> [Supplied data]
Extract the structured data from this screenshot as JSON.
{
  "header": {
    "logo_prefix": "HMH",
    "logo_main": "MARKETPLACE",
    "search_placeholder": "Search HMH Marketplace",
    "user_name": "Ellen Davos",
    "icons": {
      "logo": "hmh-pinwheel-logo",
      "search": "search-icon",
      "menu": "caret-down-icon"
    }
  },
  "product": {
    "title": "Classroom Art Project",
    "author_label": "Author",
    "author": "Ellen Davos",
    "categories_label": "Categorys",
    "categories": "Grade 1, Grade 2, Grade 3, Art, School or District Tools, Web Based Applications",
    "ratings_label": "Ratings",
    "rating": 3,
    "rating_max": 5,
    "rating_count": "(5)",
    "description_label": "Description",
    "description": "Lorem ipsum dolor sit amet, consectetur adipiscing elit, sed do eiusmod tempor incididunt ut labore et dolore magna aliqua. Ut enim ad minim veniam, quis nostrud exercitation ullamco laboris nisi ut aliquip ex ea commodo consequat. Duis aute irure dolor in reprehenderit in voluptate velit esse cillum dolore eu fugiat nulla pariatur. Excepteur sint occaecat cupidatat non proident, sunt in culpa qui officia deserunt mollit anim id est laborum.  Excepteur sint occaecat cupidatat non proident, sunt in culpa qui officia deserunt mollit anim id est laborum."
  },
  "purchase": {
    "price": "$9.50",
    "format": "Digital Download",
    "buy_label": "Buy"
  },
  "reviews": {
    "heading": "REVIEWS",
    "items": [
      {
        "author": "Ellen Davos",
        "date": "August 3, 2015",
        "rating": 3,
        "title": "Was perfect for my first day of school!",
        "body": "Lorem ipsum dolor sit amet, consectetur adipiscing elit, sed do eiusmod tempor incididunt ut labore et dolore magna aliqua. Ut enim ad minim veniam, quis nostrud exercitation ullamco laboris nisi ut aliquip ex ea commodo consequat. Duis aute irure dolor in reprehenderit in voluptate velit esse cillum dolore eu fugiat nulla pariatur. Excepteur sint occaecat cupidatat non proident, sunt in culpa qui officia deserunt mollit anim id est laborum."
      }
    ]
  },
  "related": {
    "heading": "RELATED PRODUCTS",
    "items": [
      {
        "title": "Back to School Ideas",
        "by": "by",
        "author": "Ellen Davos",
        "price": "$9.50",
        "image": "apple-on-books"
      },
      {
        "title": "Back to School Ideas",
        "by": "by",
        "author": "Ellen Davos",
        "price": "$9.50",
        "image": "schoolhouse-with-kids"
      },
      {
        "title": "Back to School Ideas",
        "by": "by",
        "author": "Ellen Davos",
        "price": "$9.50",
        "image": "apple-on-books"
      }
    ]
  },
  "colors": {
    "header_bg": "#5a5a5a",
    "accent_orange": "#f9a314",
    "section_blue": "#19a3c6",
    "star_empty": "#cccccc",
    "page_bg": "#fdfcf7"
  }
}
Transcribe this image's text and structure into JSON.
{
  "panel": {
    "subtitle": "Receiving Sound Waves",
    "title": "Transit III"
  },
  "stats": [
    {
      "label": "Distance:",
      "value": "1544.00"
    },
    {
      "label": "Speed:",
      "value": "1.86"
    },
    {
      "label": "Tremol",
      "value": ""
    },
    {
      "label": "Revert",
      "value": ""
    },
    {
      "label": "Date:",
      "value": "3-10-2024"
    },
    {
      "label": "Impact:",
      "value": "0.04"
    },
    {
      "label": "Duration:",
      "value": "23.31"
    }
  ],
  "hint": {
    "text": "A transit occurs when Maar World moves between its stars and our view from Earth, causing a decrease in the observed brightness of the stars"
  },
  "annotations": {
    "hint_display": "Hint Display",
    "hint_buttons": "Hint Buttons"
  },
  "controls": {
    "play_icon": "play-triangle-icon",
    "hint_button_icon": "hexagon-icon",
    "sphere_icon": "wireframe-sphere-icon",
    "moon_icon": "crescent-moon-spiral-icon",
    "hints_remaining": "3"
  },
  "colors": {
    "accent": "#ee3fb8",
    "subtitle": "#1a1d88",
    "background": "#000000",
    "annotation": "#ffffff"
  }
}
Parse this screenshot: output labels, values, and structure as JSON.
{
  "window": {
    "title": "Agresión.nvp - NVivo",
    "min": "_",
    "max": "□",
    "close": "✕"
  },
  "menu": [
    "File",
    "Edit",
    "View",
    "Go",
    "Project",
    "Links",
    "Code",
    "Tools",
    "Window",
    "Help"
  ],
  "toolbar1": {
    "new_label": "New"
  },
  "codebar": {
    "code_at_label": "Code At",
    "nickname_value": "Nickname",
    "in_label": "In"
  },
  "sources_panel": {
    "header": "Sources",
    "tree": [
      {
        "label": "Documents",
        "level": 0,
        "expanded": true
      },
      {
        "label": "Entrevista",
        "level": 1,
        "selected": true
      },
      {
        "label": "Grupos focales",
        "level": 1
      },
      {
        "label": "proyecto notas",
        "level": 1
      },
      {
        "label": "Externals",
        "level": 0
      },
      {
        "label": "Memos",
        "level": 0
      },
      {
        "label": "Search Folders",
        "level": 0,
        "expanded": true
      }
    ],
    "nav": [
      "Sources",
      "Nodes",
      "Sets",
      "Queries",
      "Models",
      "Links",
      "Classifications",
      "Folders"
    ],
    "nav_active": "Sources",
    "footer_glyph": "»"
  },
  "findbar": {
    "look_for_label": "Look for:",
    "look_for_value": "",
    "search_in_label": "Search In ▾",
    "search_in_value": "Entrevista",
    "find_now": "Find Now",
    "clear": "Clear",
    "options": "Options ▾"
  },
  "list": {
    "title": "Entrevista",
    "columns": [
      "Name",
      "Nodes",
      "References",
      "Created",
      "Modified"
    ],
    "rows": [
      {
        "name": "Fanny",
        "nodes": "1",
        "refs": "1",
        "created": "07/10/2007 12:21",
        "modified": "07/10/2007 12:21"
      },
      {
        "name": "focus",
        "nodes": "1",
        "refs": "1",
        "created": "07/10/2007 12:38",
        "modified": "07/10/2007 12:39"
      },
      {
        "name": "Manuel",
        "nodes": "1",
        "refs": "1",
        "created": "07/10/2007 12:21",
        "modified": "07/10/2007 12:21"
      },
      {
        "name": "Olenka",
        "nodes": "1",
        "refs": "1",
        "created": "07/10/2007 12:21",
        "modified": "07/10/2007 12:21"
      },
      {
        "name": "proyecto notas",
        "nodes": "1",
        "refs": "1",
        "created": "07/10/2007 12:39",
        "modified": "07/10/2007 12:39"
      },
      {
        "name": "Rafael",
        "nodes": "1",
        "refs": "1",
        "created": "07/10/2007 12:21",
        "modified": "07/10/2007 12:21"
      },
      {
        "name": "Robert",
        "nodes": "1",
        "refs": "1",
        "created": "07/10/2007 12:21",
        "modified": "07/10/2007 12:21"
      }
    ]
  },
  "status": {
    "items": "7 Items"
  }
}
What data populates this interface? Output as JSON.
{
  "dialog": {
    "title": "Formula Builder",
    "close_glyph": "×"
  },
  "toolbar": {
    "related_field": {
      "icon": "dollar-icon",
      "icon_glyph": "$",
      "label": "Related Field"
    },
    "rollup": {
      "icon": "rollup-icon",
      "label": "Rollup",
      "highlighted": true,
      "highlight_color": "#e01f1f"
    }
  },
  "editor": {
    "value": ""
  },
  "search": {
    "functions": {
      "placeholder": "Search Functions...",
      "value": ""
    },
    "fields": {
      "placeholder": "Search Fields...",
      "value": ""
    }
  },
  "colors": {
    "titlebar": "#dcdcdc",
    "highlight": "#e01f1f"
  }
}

> [To do] Every line of the data above should be reproduced word for word.

> [Reply to the task]
Extract the structured data from this screenshot as JSON.
{
  "header": {
    "logo_prefix": "HMH",
    "logo_main": "MARKETPLACE",
    "search_placeholder": "Search HMH Marketplace",
    "user_name": "Ellen Davos",
    "icons": {
      "logo": "hmh-pinwheel-logo",
      "search": "search-icon",
      "menu": "caret-down-icon"
    }
  },
  "product": {
    "title": "Classroom Art Project",
    "author_label": "Author",
    "author": "Ellen Davos",
    "categories_label": "Categorys",
    "categories": "Grade 1, Grade 2, Grade 3, Art, School or District Tools, Web Based Applications",
    "ratings_label": "Ratings",
    "rating": 3,
    "rating_max": 5,
    "rating_count": "(5)",
    "description_label": "Description",
    "description": "Lorem ipsum dolor sit amet, consectetur adipiscing elit, sed do eiusmod tempor incididunt ut labore et dolore magna aliqua. Ut enim ad minim veniam, quis nostrud exercitation ullamco laboris nisi ut aliquip ex ea commodo consequat. Duis aute irure dolor in reprehenderit in voluptate velit esse cillum dolore eu fugiat nulla pariatur. Excepteur sint occaecat cupidatat non proident, sunt in culpa qui officia deserunt mollit anim id est laborum.  Excepteur sint occaecat cupidatat non proident, sunt in culpa qui officia deserunt mollit anim id est laborum."
  },
  "purchase": {
    "price": "$9.50",
    "format": "Digital Download",
    "buy_label": "Buy"
  },
  "reviews": {
    "heading": "REVIEWS",
    "items": [
      {
        "author": "Ellen Davos",
        "date": "August 3, 2015",
        "rating": 3,
        "title": "Was perfect for my first day of school!",
        "body": "Lorem ipsum dolor sit amet, consectetur adipiscing elit, sed do eiusmod tempor incididunt ut labore et dolore magna aliqua. Ut enim ad minim veniam, quis nostrud exercitation ullamco laboris nisi ut aliquip ex ea commodo consequat. Duis aute irure dolor in reprehenderit in voluptate velit esse cillum dolore eu fugiat nulla pariatur. Excepteur sint occaecat cupidatat non proident, sunt in culpa qui officia deserunt mollit anim id est laborum."
      }
    ]
  },
  "related": {
    "heading": "RELATED PRODUCTS",
    "items": [
      {
        "title": "Back to School Ideas",
        "by": "by",
        "author": "Ellen Davos",
        "price": "$9.50",
        "image": "apple-on-books"
      },
      {
        "title": "Back to School Ideas",
        "by": "by",
        "author": "Ellen Davos",
        "price": "$9.50",
        "image": "schoolhouse-with-kids"
      },
      {
        "title": "Back to School Ideas",
        "by": "by",
        "author": "Ellen Davos",
        "price": "$9.50",
        "image": "apple-on-books"
      }
    ]
  },
  "colors": {
    "header_bg": "#5a5a5a",
    "accent_orange": "#f9a314",
    "section_blue": "#19a3c6",
    "star_empty": "#cccccc",
    "page_bg": "#fdfcf7"
  }
}
Transcribe this image's text and structure into JSON.
{
  "panel": {
    "subtitle": "Receiving Sound Waves",
    "title": "Transit III"
  },
  "stats": [
    {
      "label": "Distance:",
      "value": "1544.00"
    },
    {
      "label": "Speed:",
      "value": "1.86"
    },
    {
      "label": "Tremol",
      "value": ""
    },
    {
      "label": "Revert",
      "value": ""
    },
    {
      "label": "Date:",
      "value": "3-10-2024"
    },
    {
      "label": "Impact:",
      "value": "0.04"
    },
    {
      "label": "Duration:",
      "value": "23.31"
    }
  ],
  "hint": {
    "text": "A transit occurs when Maar World moves between its stars and our view from Earth, causing a decrease in the observed brightness of the stars"
  },
  "annotations": {
    "hint_display": "Hint Display",
    "hint_buttons": "Hint Buttons"
  },
  "controls": {
    "play_icon": "play-triangle-icon",
    "hint_button_icon": "hexagon-icon",
    "sphere_icon": "wireframe-sphere-icon",
    "moon_icon": "crescent-moon-spiral-icon",
    "hints_remaining": "3"
  },
  "colors": {
    "accent": "#ee3fb8",
    "subtitle": "#1a1d88",
    "background": "#000000",
    "annotation": "#ffffff"
  }
}
Parse this screenshot: output labels, values, and structure as JSON.
{
  "window": {
    "title": "Agresión.nvp - NVivo",
    "min": "_",
    "max": "□",
    "close": "✕"
  },
  "menu": [
    "File",
    "Edit",
    "View",
    "Go",
    "Project",
    "Links",
    "Code",
    "Tools",
    "Window",
    "Help"
  ],
  "toolbar1": {
    "new_label": "New"
  },
  "codebar": {
    "code_at_label": "Code At",
    "nickname_value": "Nickname",
    "in_label": "In"
  },
  "sources_panel": {
    "header": "Sources",
    "tree": [
      {
        "label": "Documents",
        "level": 0,
        "expanded": true
      },
      {
        "label": "Entrevista",
        "level": 1,
        "selected": true
      },
      {
        "label": "Grupos focales",
        "level": 1
      },
      {
        "label": "proyecto notas",
        "level": 1
      },
      {
        "label": "Externals",
        "level": 0
      },
      {
        "label": "Memos",
        "level": 0
      },
      {
        "label": "Search Folders",
        "level": 0,
        "expanded": true
      }
    ],
    "nav": [
      "Sources",
      "Nodes",
      "Sets",
      "Queries",
      "Models",
      "Links",
      "Classifications",
      "Folders"
    ],
    "nav_active": "Sources",
    "footer_glyph": "»"
  },
  "findbar": {
    "look_for_label": "Look for:",
    "look_for_value": "",
    "search_in_label": "Search In ▾",
    "search_in_value": "Entrevista",
    "find_now": "Find Now",
    "clear": "Clear",
    "options": "Options ▾"
  },
  "list": {
    "title": "Entrevista",
    "columns": [
      "Name",
      "Nodes",
      "References",
      "Created",
      "Modified"
    ],
    "rows": [
      {
        "name": "Fanny",
        "nodes": "1",
        "refs": "1",
        "created": "07/10/2007 12:21",
        "modified": "07/10/2007 12:21"
      },
      {
        "name": "focus",
        "nodes": "1",
        "refs": "1",
        "created": "07/10/2007 12:38",
        "modified": "07/10/2007 12:39"
      },
      {
        "name": "Manuel",
        "nodes": "1",
        "refs": "1",
        "created": "07/10/2007 12:21",
        "modified": "07/10/2007 12:21"
      },
      {
        "name": "Olenka",
        "nodes": "1",
        "refs": "1",
        "created": "07/10/2007 12:21",
        "modified": "07/10/2007 12:21"
      },
      {
        "name": "proyecto notas",
        "nodes": "1",
        "refs": "1",
        "created": "07/10/2007 12:39",
        "modified": "07/10/2007 12:39"
      },
      {
        "name": "Rafael",
        "nodes": "1",
        "refs": "1",
        "created": "07/10/2007 12:21",
        "modified": "07/10/2007 12:21"
      },
      {
        "name": "Robert",
        "nodes": "1",
        "refs": "1",
        "created": "07/10/2007 12:21",
        "modified": "07/10/2007 12:21"
      }
    ]
  },
  "status": {
    "items": "7 Items"
  }
}
What data populates this interface? Output as JSON.
{
  "dialog": {
    "title": "Formula Builder",
    "close_glyph": "×"
  },
  "toolbar": {
    "related_field": {
      "icon": "dollar-icon",
      "icon_glyph": "$",
      "label": "Related Field"
    },
    "rollup": {
      "icon": "rollup-icon",
      "label": "Rollup",
      "highlighted": true,
      "highlight_color": "#e01f1f"
    }
  },
  "editor": {
    "value": ""
  },
  "search": {
    "functions": {
      "placeholder": "Search Functions...",
      "value": ""
    },
    "fields": {
      "placeholder": "Search Fields...",
      "value": ""
    }
  },
  "colors": {
    "titlebar": "#dcdcdc",
    "highlight": "#e01f1f"
  }
}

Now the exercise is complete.